■ **Aim**
In the listing below, locate the lines that hold the string "JSON". Copy those lines.

■ **Material for the task**
(begin)
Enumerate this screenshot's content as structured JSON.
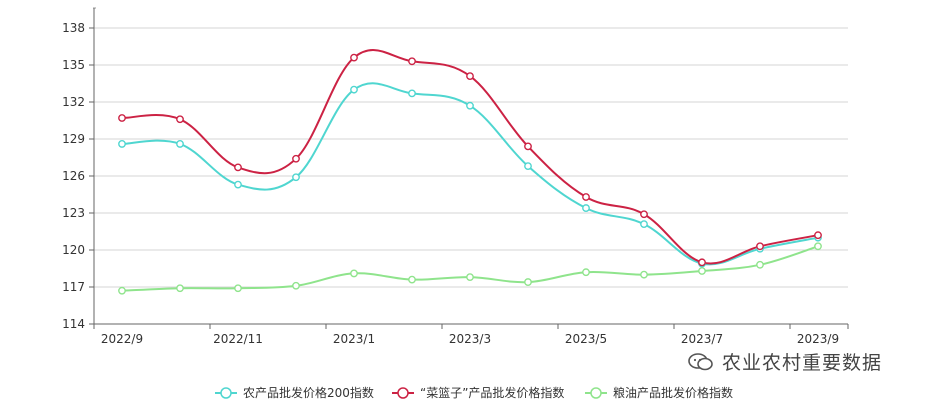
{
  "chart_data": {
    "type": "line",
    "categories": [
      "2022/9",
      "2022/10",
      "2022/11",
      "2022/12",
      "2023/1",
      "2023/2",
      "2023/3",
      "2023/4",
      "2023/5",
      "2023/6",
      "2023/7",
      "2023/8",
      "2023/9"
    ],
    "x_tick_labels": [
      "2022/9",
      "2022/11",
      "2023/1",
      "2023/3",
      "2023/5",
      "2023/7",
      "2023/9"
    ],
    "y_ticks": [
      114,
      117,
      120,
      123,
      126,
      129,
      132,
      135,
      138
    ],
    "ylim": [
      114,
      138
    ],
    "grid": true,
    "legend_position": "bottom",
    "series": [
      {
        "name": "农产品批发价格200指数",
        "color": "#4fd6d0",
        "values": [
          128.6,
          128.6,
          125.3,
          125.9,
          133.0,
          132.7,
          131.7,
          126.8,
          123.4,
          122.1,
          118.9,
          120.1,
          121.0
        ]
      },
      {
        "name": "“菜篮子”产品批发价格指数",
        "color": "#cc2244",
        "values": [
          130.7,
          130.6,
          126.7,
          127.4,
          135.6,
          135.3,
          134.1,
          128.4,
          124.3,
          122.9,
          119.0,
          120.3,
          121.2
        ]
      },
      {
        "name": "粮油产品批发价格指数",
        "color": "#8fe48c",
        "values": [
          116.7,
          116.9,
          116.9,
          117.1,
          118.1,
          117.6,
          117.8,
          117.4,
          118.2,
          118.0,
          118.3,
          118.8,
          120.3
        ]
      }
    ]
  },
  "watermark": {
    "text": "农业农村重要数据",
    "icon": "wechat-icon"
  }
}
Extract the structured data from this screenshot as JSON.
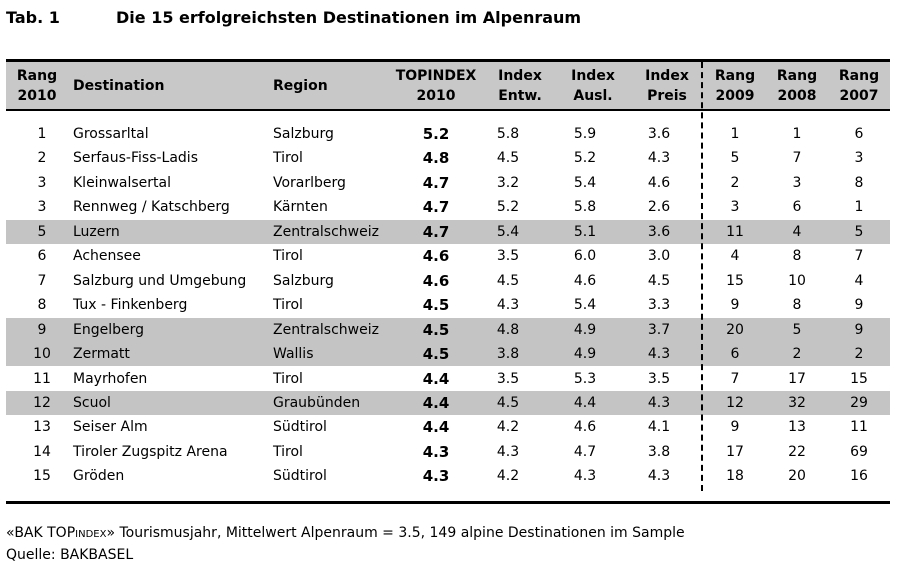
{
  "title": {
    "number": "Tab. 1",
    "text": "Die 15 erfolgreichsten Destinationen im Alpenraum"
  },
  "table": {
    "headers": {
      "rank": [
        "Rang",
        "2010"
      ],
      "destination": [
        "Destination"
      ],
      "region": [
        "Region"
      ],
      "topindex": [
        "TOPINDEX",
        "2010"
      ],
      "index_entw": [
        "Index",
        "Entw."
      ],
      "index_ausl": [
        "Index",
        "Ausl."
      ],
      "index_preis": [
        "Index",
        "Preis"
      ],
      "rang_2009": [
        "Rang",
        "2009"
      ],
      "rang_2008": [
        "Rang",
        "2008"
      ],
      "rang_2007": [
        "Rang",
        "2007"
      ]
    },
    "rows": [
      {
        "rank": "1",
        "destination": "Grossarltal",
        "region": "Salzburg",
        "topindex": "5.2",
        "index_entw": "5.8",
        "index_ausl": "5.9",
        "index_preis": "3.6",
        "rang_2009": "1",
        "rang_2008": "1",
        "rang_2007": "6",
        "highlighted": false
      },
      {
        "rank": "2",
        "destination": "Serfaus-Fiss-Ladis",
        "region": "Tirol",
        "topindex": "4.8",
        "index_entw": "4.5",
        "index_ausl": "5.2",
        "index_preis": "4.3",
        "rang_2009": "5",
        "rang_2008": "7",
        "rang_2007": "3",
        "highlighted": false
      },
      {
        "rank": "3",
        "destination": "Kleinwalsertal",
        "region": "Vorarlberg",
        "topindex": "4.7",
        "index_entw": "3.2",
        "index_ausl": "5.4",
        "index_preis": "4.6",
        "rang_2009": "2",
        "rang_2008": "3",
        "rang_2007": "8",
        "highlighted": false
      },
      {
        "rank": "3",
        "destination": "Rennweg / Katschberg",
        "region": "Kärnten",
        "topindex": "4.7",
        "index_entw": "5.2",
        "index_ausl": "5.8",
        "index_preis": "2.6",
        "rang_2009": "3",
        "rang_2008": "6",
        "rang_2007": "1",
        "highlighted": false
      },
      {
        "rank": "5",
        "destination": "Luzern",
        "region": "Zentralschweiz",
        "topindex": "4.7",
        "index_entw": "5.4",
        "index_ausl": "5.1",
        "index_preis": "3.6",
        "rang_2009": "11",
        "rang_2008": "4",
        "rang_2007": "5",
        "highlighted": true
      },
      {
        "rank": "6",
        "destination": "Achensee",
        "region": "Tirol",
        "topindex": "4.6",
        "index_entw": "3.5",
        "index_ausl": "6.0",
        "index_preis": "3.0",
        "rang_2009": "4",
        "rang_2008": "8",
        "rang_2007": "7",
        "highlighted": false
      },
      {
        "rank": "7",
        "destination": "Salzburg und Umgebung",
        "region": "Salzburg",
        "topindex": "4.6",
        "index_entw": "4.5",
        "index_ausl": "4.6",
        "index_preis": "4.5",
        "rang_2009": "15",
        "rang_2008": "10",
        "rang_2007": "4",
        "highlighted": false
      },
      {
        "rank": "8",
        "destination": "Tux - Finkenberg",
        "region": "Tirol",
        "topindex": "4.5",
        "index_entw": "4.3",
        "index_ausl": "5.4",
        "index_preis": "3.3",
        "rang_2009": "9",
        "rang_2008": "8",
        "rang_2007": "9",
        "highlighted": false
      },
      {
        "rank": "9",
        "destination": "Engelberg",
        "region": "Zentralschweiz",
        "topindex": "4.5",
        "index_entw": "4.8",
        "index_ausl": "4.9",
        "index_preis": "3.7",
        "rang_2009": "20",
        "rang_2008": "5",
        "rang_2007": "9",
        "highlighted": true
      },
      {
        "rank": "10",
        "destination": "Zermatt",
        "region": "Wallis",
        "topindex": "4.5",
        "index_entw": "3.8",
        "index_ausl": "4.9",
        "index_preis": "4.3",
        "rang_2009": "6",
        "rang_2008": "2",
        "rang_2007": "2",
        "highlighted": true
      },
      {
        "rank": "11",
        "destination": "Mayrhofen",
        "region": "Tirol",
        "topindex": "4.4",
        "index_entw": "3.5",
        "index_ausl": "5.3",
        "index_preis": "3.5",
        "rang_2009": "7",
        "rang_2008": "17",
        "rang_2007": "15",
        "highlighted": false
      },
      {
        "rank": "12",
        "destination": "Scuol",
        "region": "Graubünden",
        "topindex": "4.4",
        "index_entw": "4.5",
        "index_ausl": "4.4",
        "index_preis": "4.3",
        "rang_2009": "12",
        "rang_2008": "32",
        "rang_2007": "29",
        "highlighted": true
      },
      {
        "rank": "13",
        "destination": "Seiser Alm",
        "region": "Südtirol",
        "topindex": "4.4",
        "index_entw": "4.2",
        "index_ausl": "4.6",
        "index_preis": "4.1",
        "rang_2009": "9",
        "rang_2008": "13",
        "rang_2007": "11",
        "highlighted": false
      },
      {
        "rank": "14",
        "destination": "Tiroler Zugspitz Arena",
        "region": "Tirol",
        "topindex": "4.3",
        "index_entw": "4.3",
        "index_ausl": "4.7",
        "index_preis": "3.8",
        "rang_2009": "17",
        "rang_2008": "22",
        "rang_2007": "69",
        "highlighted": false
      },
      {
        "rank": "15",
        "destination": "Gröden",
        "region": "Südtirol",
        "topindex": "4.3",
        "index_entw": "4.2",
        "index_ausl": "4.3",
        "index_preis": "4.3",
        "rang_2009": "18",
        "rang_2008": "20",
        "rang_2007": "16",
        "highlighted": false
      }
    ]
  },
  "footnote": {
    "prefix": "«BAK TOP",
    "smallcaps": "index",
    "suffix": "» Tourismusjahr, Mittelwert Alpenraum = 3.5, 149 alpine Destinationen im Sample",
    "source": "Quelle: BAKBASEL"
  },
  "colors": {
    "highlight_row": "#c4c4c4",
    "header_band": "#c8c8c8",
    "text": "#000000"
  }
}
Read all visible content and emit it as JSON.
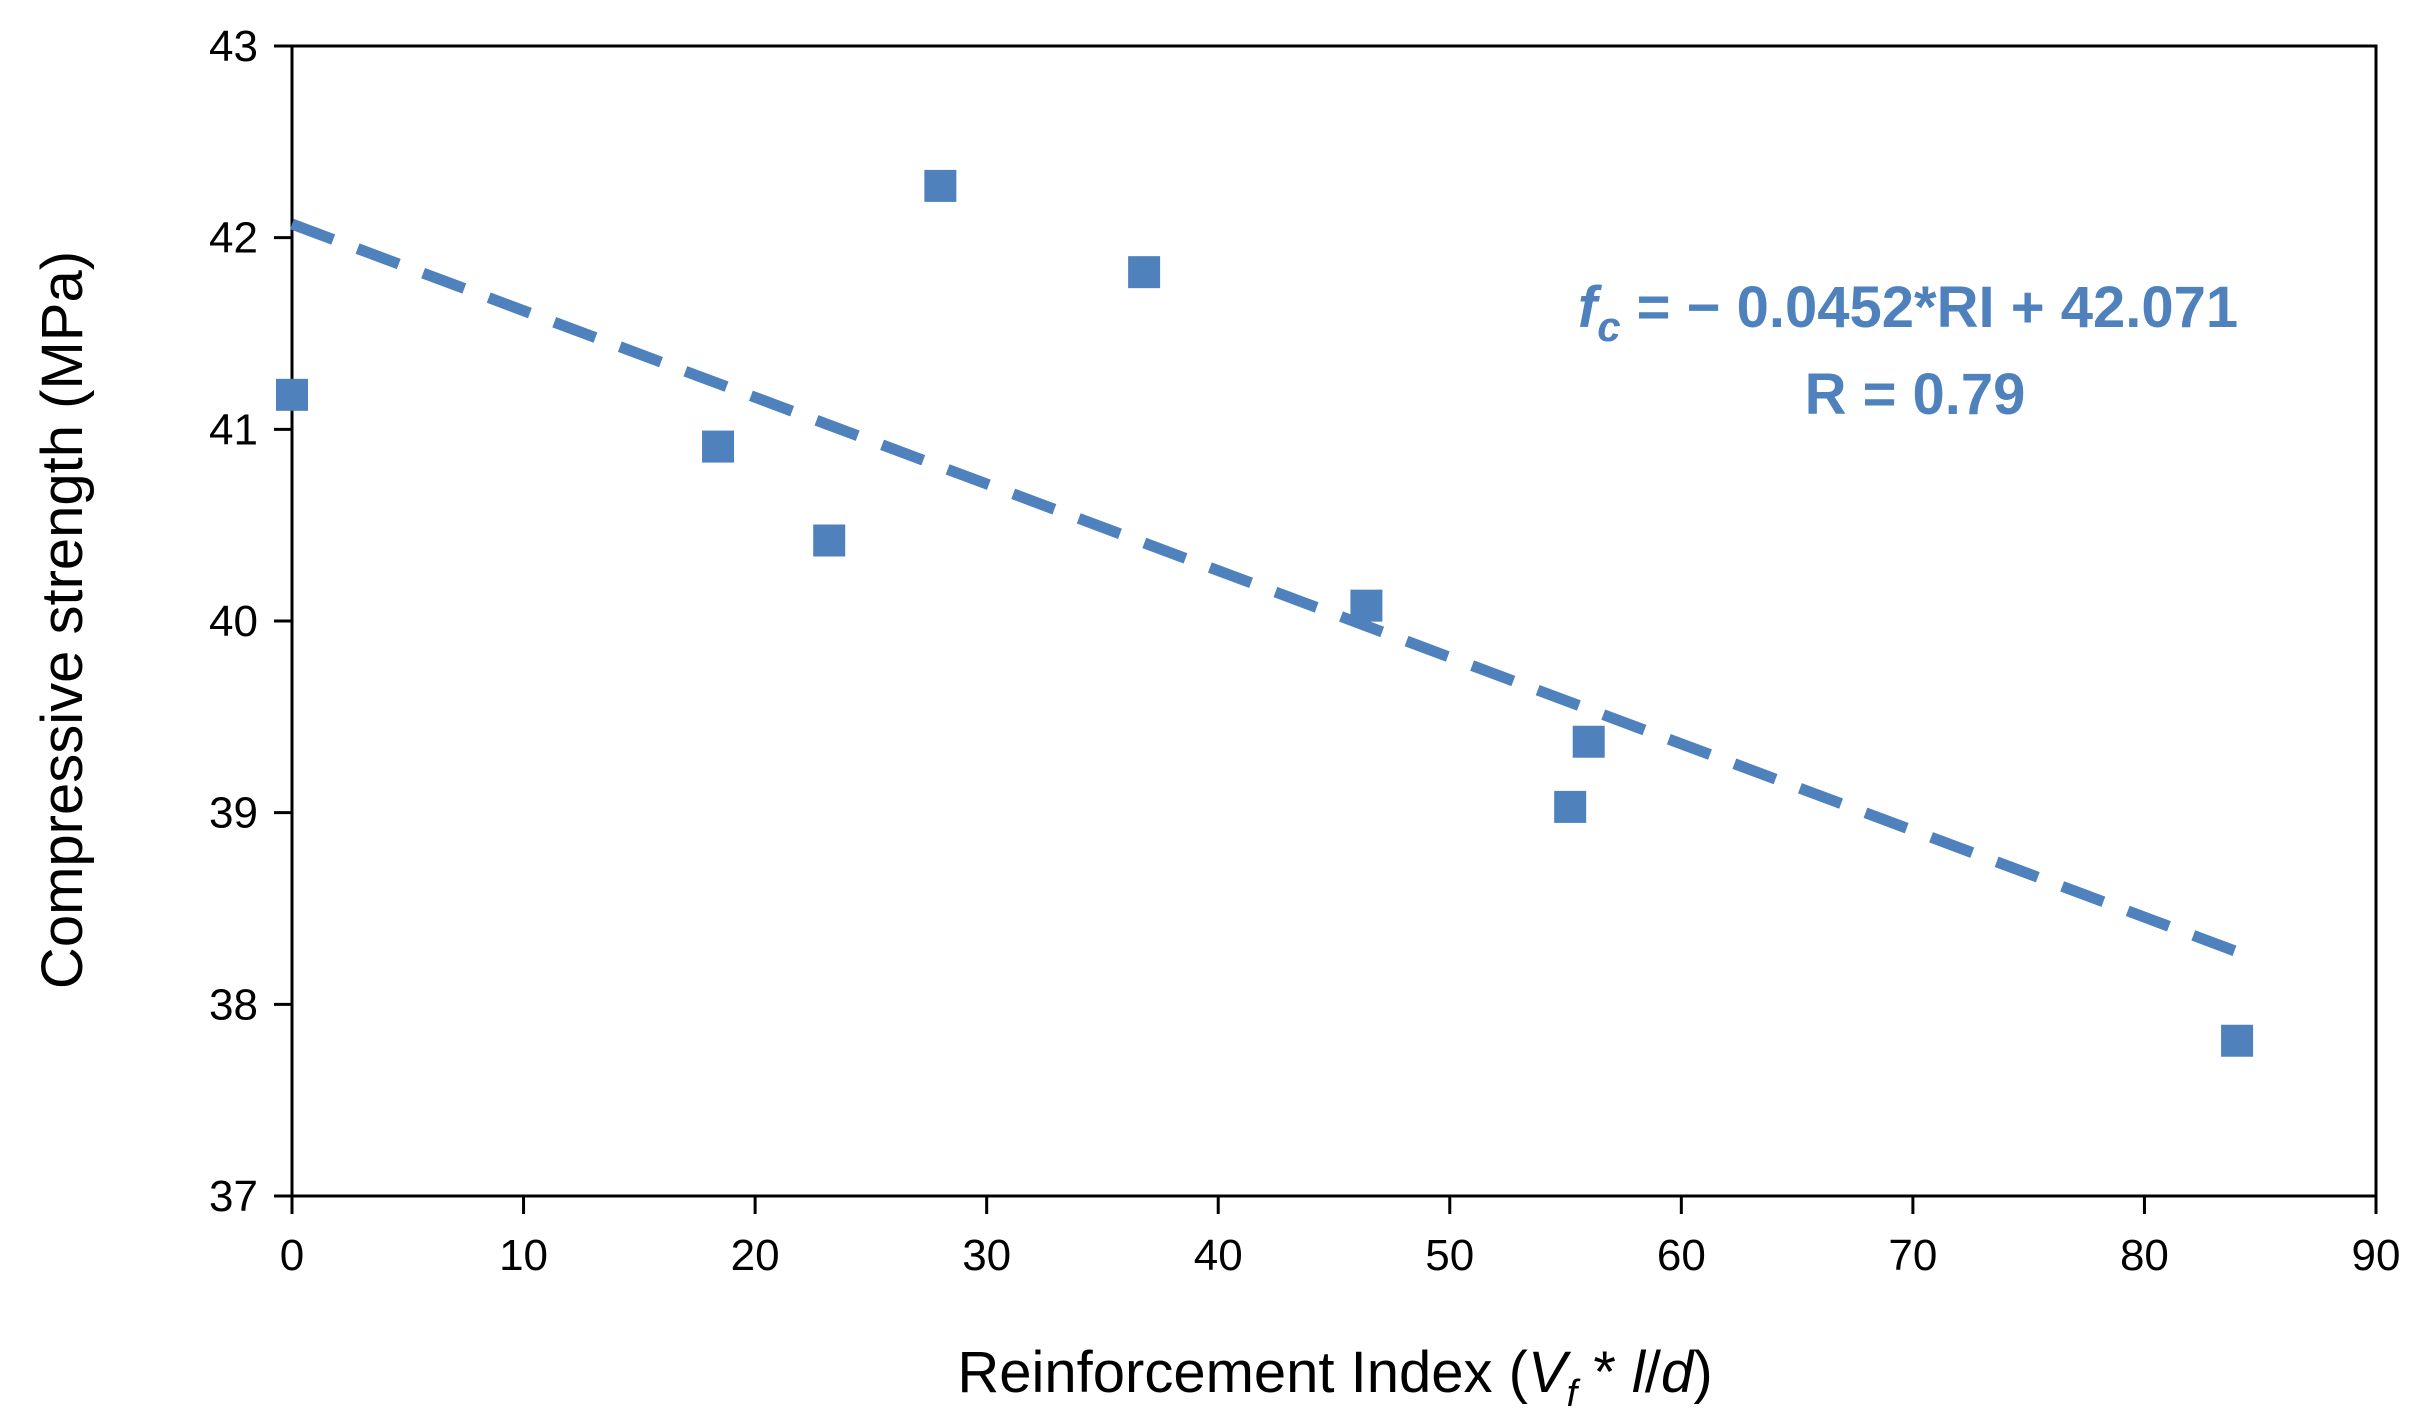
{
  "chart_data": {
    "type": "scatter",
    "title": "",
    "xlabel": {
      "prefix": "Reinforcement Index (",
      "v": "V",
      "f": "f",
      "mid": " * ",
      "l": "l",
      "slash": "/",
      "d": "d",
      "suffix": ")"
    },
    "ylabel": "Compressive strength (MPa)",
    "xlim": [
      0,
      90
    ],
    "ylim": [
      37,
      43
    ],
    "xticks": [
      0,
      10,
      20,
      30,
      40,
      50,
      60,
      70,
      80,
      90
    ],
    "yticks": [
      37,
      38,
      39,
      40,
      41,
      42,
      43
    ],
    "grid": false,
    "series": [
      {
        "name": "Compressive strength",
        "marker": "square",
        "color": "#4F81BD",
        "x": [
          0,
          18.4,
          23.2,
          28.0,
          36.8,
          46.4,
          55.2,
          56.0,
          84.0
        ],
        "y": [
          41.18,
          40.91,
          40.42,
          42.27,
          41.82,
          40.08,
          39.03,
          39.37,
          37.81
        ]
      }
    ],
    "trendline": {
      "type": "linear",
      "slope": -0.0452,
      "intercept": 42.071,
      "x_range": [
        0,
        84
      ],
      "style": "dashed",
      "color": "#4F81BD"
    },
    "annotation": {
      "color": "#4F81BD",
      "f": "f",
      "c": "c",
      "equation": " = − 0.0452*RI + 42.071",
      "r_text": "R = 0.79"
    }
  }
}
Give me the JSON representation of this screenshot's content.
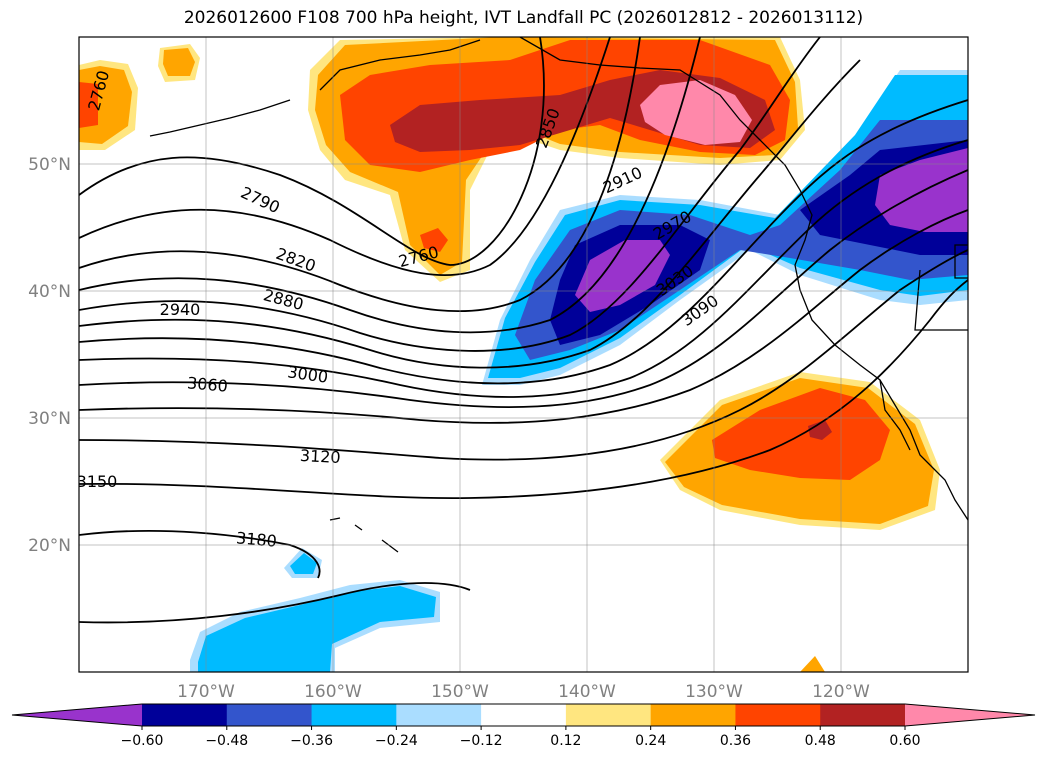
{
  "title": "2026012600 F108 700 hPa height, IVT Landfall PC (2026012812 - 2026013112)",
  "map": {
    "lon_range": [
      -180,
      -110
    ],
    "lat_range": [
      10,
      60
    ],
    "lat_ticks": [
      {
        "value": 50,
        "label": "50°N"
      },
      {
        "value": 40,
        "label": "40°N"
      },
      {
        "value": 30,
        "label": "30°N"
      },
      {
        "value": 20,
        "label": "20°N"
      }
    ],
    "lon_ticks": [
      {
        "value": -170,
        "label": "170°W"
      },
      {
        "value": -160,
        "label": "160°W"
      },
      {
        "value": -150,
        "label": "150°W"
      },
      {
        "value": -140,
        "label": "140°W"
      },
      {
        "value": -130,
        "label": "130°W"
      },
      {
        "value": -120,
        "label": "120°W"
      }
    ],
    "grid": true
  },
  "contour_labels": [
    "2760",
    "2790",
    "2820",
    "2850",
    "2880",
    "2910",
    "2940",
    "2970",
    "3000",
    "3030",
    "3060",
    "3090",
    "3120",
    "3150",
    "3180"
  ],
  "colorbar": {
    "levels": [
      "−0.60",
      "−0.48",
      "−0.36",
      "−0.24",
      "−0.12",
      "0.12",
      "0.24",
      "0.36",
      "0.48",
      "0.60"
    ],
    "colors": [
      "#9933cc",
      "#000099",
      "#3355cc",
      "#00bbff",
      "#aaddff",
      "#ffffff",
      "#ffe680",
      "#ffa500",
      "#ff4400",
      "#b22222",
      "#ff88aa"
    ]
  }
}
(end)
■ **Full output**
Enumerate this screenshot's content as structured JSON.
Extract the structured data from this screenshot as JSON.
Read all visible content and emit it as JSON.
Give me the JSON representation of this screenshot's content.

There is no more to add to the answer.